## ITEMS:
----
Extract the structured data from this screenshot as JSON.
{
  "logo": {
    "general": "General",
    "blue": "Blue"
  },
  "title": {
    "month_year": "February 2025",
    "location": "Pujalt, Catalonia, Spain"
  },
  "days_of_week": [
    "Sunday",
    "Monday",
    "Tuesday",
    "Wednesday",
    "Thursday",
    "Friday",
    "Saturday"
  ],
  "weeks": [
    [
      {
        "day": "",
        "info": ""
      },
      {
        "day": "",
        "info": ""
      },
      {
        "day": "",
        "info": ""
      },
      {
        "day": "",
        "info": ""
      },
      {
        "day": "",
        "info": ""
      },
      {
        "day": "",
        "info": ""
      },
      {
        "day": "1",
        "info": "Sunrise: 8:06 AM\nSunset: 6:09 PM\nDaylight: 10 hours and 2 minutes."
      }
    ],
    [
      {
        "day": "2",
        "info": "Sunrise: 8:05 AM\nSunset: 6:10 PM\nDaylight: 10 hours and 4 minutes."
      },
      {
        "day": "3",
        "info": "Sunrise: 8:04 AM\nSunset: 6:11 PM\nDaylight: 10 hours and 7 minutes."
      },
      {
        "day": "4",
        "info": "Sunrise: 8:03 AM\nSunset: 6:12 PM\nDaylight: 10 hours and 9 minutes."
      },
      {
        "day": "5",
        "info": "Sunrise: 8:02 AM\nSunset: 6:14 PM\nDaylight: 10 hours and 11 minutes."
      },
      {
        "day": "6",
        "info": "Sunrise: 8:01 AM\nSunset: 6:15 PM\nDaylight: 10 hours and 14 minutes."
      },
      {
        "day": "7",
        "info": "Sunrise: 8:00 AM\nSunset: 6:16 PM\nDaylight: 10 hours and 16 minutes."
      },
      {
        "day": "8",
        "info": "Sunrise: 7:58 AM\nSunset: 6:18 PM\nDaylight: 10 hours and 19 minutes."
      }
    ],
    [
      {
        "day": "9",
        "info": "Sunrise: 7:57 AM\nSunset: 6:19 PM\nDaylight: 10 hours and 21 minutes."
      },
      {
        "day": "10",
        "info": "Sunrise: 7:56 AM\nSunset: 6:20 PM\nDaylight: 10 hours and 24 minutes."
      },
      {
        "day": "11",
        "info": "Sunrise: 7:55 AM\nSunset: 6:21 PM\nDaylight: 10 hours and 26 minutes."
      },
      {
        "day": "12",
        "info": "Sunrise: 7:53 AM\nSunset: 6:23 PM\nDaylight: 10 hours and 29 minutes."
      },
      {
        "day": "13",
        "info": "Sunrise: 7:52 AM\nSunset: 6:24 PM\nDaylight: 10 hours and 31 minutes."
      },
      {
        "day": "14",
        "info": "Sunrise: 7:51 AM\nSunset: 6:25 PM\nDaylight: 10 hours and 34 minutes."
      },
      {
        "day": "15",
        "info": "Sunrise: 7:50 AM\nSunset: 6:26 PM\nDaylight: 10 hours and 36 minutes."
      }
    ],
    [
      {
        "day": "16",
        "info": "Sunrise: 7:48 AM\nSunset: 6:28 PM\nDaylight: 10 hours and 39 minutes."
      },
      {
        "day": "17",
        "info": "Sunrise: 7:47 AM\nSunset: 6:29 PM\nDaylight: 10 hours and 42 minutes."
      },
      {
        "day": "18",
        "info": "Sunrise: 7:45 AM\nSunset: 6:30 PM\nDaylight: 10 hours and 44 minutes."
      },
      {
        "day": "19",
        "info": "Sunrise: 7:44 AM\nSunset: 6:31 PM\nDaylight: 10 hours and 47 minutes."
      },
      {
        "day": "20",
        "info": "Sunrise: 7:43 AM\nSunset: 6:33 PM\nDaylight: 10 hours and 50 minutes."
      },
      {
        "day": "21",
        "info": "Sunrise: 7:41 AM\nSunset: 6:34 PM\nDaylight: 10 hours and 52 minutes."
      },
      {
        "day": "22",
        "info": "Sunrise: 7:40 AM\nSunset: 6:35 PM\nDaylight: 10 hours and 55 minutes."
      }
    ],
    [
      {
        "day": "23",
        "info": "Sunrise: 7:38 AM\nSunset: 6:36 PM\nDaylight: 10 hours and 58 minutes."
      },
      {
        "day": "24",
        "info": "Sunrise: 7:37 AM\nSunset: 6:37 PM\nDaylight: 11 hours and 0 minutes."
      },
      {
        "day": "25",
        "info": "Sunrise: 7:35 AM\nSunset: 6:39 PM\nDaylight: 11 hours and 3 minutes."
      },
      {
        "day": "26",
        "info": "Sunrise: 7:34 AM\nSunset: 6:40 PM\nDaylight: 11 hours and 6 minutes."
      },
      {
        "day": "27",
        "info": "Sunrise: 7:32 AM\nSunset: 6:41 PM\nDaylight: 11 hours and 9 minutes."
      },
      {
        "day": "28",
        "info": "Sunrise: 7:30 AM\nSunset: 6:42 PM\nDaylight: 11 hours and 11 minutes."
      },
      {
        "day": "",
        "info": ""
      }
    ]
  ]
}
----
## EXERCISE GOAL:
Repeat each of the entries above precisely as given.

## THE OUTPUT:
Extract the structured data from this screenshot as JSON.
{
  "logo": {
    "general": "General",
    "blue": "Blue"
  },
  "title": {
    "month_year": "February 2025",
    "location": "Pujalt, Catalonia, Spain"
  },
  "days_of_week": [
    "Sunday",
    "Monday",
    "Tuesday",
    "Wednesday",
    "Thursday",
    "Friday",
    "Saturday"
  ],
  "weeks": [
    [
      {
        "day": "",
        "info": ""
      },
      {
        "day": "",
        "info": ""
      },
      {
        "day": "",
        "info": ""
      },
      {
        "day": "",
        "info": ""
      },
      {
        "day": "",
        "info": ""
      },
      {
        "day": "",
        "info": ""
      },
      {
        "day": "1",
        "info": "Sunrise: 8:06 AM\nSunset: 6:09 PM\nDaylight: 10 hours and 2 minutes."
      }
    ],
    [
      {
        "day": "2",
        "info": "Sunrise: 8:05 AM\nSunset: 6:10 PM\nDaylight: 10 hours and 4 minutes."
      },
      {
        "day": "3",
        "info": "Sunrise: 8:04 AM\nSunset: 6:11 PM\nDaylight: 10 hours and 7 minutes."
      },
      {
        "day": "4",
        "info": "Sunrise: 8:03 AM\nSunset: 6:12 PM\nDaylight: 10 hours and 9 minutes."
      },
      {
        "day": "5",
        "info": "Sunrise: 8:02 AM\nSunset: 6:14 PM\nDaylight: 10 hours and 11 minutes."
      },
      {
        "day": "6",
        "info": "Sunrise: 8:01 AM\nSunset: 6:15 PM\nDaylight: 10 hours and 14 minutes."
      },
      {
        "day": "7",
        "info": "Sunrise: 8:00 AM\nSunset: 6:16 PM\nDaylight: 10 hours and 16 minutes."
      },
      {
        "day": "8",
        "info": "Sunrise: 7:58 AM\nSunset: 6:18 PM\nDaylight: 10 hours and 19 minutes."
      }
    ],
    [
      {
        "day": "9",
        "info": "Sunrise: 7:57 AM\nSunset: 6:19 PM\nDaylight: 10 hours and 21 minutes."
      },
      {
        "day": "10",
        "info": "Sunrise: 7:56 AM\nSunset: 6:20 PM\nDaylight: 10 hours and 24 minutes."
      },
      {
        "day": "11",
        "info": "Sunrise: 7:55 AM\nSunset: 6:21 PM\nDaylight: 10 hours and 26 minutes."
      },
      {
        "day": "12",
        "info": "Sunrise: 7:53 AM\nSunset: 6:23 PM\nDaylight: 10 hours and 29 minutes."
      },
      {
        "day": "13",
        "info": "Sunrise: 7:52 AM\nSunset: 6:24 PM\nDaylight: 10 hours and 31 minutes."
      },
      {
        "day": "14",
        "info": "Sunrise: 7:51 AM\nSunset: 6:25 PM\nDaylight: 10 hours and 34 minutes."
      },
      {
        "day": "15",
        "info": "Sunrise: 7:50 AM\nSunset: 6:26 PM\nDaylight: 10 hours and 36 minutes."
      }
    ],
    [
      {
        "day": "16",
        "info": "Sunrise: 7:48 AM\nSunset: 6:28 PM\nDaylight: 10 hours and 39 minutes."
      },
      {
        "day": "17",
        "info": "Sunrise: 7:47 AM\nSunset: 6:29 PM\nDaylight: 10 hours and 42 minutes."
      },
      {
        "day": "18",
        "info": "Sunrise: 7:45 AM\nSunset: 6:30 PM\nDaylight: 10 hours and 44 minutes."
      },
      {
        "day": "19",
        "info": "Sunrise: 7:44 AM\nSunset: 6:31 PM\nDaylight: 10 hours and 47 minutes."
      },
      {
        "day": "20",
        "info": "Sunrise: 7:43 AM\nSunset: 6:33 PM\nDaylight: 10 hours and 50 minutes."
      },
      {
        "day": "21",
        "info": "Sunrise: 7:41 AM\nSunset: 6:34 PM\nDaylight: 10 hours and 52 minutes."
      },
      {
        "day": "22",
        "info": "Sunrise: 7:40 AM\nSunset: 6:35 PM\nDaylight: 10 hours and 55 minutes."
      }
    ],
    [
      {
        "day": "23",
        "info": "Sunrise: 7:38 AM\nSunset: 6:36 PM\nDaylight: 10 hours and 58 minutes."
      },
      {
        "day": "24",
        "info": "Sunrise: 7:37 AM\nSunset: 6:37 PM\nDaylight: 11 hours and 0 minutes."
      },
      {
        "day": "25",
        "info": "Sunrise: 7:35 AM\nSunset: 6:39 PM\nDaylight: 11 hours and 3 minutes."
      },
      {
        "day": "26",
        "info": "Sunrise: 7:34 AM\nSunset: 6:40 PM\nDaylight: 11 hours and 6 minutes."
      },
      {
        "day": "27",
        "info": "Sunrise: 7:32 AM\nSunset: 6:41 PM\nDaylight: 11 hours and 9 minutes."
      },
      {
        "day": "28",
        "info": "Sunrise: 7:30 AM\nSunset: 6:42 PM\nDaylight: 11 hours and 11 minutes."
      },
      {
        "day": "",
        "info": ""
      }
    ]
  ]
}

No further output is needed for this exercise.